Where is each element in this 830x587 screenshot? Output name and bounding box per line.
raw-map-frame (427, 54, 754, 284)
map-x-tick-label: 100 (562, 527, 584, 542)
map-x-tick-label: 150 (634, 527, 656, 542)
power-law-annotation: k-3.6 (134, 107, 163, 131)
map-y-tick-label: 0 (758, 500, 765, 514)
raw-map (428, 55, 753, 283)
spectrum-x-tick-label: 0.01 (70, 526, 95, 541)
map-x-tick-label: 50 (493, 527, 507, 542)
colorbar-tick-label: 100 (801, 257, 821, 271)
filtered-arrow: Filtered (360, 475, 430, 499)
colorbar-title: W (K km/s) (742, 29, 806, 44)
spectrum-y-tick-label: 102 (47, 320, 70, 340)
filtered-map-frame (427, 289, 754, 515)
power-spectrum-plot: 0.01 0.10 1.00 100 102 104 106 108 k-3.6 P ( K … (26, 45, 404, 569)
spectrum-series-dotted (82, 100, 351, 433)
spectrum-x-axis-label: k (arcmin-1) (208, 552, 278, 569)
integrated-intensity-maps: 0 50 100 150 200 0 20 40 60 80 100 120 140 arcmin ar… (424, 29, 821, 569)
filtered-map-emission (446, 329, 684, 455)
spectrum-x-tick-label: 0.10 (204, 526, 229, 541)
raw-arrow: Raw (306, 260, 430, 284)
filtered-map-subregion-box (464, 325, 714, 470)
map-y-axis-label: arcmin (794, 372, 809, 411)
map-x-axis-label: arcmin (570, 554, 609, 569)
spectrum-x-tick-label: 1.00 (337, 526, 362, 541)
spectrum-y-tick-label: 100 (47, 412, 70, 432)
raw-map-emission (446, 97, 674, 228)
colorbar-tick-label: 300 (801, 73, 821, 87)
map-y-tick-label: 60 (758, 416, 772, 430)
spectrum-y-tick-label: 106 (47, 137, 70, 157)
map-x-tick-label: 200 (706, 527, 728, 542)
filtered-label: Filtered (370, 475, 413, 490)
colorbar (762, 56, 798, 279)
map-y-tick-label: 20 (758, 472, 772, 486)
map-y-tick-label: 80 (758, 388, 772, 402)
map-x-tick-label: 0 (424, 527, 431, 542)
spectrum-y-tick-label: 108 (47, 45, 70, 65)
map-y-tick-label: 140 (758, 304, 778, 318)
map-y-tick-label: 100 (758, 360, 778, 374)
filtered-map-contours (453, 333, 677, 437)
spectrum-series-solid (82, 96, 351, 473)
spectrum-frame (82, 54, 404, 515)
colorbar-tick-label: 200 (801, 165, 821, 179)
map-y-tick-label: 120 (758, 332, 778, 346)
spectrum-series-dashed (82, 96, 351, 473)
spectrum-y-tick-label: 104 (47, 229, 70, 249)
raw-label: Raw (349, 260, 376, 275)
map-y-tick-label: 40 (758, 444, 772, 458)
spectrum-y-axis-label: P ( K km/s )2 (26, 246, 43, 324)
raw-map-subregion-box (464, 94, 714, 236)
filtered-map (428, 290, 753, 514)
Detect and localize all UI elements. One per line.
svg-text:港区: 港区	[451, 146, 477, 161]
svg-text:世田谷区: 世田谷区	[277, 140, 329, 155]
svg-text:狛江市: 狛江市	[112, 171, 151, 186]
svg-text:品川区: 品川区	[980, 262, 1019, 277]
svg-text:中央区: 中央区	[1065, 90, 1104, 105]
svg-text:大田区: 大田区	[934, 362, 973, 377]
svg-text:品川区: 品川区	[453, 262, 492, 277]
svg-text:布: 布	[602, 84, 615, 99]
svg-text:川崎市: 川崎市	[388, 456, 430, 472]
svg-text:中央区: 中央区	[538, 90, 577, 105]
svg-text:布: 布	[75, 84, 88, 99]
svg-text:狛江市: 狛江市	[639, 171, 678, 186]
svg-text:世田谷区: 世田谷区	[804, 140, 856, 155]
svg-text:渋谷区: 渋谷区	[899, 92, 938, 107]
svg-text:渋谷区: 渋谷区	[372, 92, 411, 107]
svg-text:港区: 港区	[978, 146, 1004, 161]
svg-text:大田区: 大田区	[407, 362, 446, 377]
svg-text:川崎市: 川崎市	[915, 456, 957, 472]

WHAT IS REQUIRED
Reproduce the whole listing above line for line, with no changes.

RESPONSE FOR THIS EXERCISE
Where is each element in this 830x587 screenshot? Output name and bounding box per line.
raw-map-frame (427, 54, 754, 284)
map-x-tick-label: 100 (562, 527, 584, 542)
map-x-tick-label: 150 (634, 527, 656, 542)
power-law-annotation: k-3.6 (134, 107, 163, 131)
map-y-tick-label: 0 (758, 500, 765, 514)
raw-map (428, 55, 753, 283)
spectrum-x-tick-label: 0.01 (70, 526, 95, 541)
map-x-tick-label: 50 (493, 527, 507, 542)
colorbar-tick-label: 100 (801, 257, 821, 271)
filtered-arrow: Filtered (360, 475, 430, 499)
colorbar-title: W (K km/s) (742, 29, 806, 44)
spectrum-y-tick-label: 102 (47, 320, 70, 340)
filtered-map-frame (427, 289, 754, 515)
power-spectrum-plot: 0.01 0.10 1.00 100 102 104 106 108 k-3.6 P ( K … (26, 45, 404, 569)
spectrum-series-dotted (82, 100, 351, 433)
spectrum-x-axis-label: k (arcmin-1) (208, 552, 278, 569)
integrated-intensity-maps: 0 50 100 150 200 0 20 40 60 80 100 120 140 arcmin ar… (424, 29, 821, 569)
filtered-map-emission (446, 329, 684, 455)
spectrum-x-tick-label: 0.10 (204, 526, 229, 541)
raw-arrow: Raw (306, 260, 430, 284)
filtered-map-subregion-box (464, 325, 714, 470)
map-y-axis-label: arcmin (794, 372, 809, 411)
map-x-axis-label: arcmin (570, 554, 609, 569)
spectrum-x-tick-label: 1.00 (337, 526, 362, 541)
spectrum-y-tick-label: 100 (47, 412, 70, 432)
raw-map-emission (446, 97, 674, 228)
colorbar-tick-label: 300 (801, 73, 821, 87)
map-y-tick-label: 60 (758, 416, 772, 430)
spectrum-y-tick-label: 106 (47, 137, 70, 157)
map-x-tick-label: 200 (706, 527, 728, 542)
filtered-label: Filtered (370, 475, 413, 490)
colorbar (762, 56, 798, 279)
map-y-tick-label: 20 (758, 472, 772, 486)
map-y-tick-label: 80 (758, 388, 772, 402)
map-x-tick-label: 0 (424, 527, 431, 542)
spectrum-y-tick-label: 108 (47, 45, 70, 65)
map-y-tick-label: 140 (758, 304, 778, 318)
map-y-tick-label: 100 (758, 360, 778, 374)
filtered-map-contours (453, 333, 677, 437)
spectrum-series-solid (82, 96, 351, 473)
spectrum-frame (82, 54, 404, 515)
colorbar-tick-label: 200 (801, 165, 821, 179)
map-y-tick-label: 120 (758, 332, 778, 346)
spectrum-series-dashed (82, 96, 351, 473)
spectrum-y-tick-label: 104 (47, 229, 70, 249)
raw-label: Raw (349, 260, 376, 275)
map-y-tick-label: 40 (758, 444, 772, 458)
spectrum-y-axis-label: P ( K km/s )2 (26, 246, 43, 324)
raw-map-subregion-box (464, 94, 714, 236)
filtered-map (428, 290, 753, 514)
Detect and localize all UI elements. One per line.
svg-text:港区: 港区	[451, 146, 477, 161]
svg-text:世田谷区: 世田谷区	[277, 140, 329, 155]
svg-text:狛江市: 狛江市	[112, 171, 151, 186]
svg-text:品川区: 品川区	[980, 262, 1019, 277]
svg-text:中央区: 中央区	[1065, 90, 1104, 105]
svg-text:大田区: 大田区	[934, 362, 973, 377]
svg-text:品川区: 品川区	[453, 262, 492, 277]
svg-text:布: 布	[602, 84, 615, 99]
svg-text:川崎市: 川崎市	[388, 456, 430, 472]
svg-text:中央区: 中央区	[538, 90, 577, 105]
svg-text:布: 布	[75, 84, 88, 99]
svg-text:狛江市: 狛江市	[639, 171, 678, 186]
svg-text:世田谷区: 世田谷区	[804, 140, 856, 155]
svg-text:渋谷区: 渋谷区	[899, 92, 938, 107]
svg-text:渋谷区: 渋谷区	[372, 92, 411, 107]
svg-text:港区: 港区	[978, 146, 1004, 161]
svg-text:大田区: 大田区	[407, 362, 446, 377]
svg-text:川崎市: 川崎市	[915, 456, 957, 472]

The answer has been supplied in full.